-- BEGIN EXTRACTED ENTRIES --

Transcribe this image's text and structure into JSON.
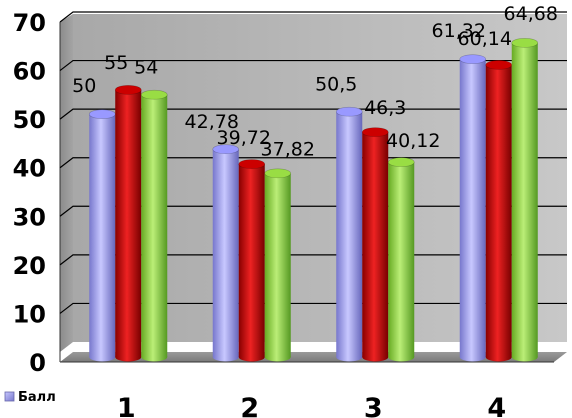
{
  "chart_data": {
    "type": "bar",
    "categories": [
      "1",
      "2",
      "3",
      "4"
    ],
    "series": [
      {
        "values": [
          50,
          42.78,
          50.5,
          61.32
        ],
        "labels": [
          "50",
          "42,78",
          "50,5",
          "61,32"
        ],
        "color": "#9999ff"
      },
      {
        "values": [
          55,
          39.72,
          46.3,
          60.14
        ],
        "labels": [
          "55",
          "39,72",
          "46,3",
          "60,14"
        ],
        "color": "#cc0000"
      },
      {
        "values": [
          54,
          37.82,
          40.12,
          64.68
        ],
        "labels": [
          "54",
          "37,82",
          "40,12",
          "64,68"
        ],
        "color": "#99dd44"
      }
    ],
    "yticks": [
      "0",
      "10",
      "20",
      "30",
      "40",
      "50",
      "60",
      "70"
    ],
    "ylim": [
      0,
      70
    ],
    "grid": true,
    "legend": {
      "position": "bottom-left",
      "entries": [
        "Балл"
      ]
    }
  }
}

-- END EXTRACTED ENTRIES --

# STATED PROBLEM
Output an exact copy of the material, with the pictures removed.

# OUTPUT BELOW
Transcribe this image's text and structure into JSON.
{
  "chart_data": {
    "type": "bar",
    "categories": [
      "1",
      "2",
      "3",
      "4"
    ],
    "series": [
      {
        "values": [
          50,
          42.78,
          50.5,
          61.32
        ],
        "labels": [
          "50",
          "42,78",
          "50,5",
          "61,32"
        ],
        "color": "#9999ff"
      },
      {
        "values": [
          55,
          39.72,
          46.3,
          60.14
        ],
        "labels": [
          "55",
          "39,72",
          "46,3",
          "60,14"
        ],
        "color": "#cc0000"
      },
      {
        "values": [
          54,
          37.82,
          40.12,
          64.68
        ],
        "labels": [
          "54",
          "37,82",
          "40,12",
          "64,68"
        ],
        "color": "#99dd44"
      }
    ],
    "yticks": [
      "0",
      "10",
      "20",
      "30",
      "40",
      "50",
      "60",
      "70"
    ],
    "ylim": [
      0,
      70
    ],
    "grid": true,
    "legend": {
      "position": "bottom-left",
      "entries": [
        "Балл"
      ]
    }
  }
}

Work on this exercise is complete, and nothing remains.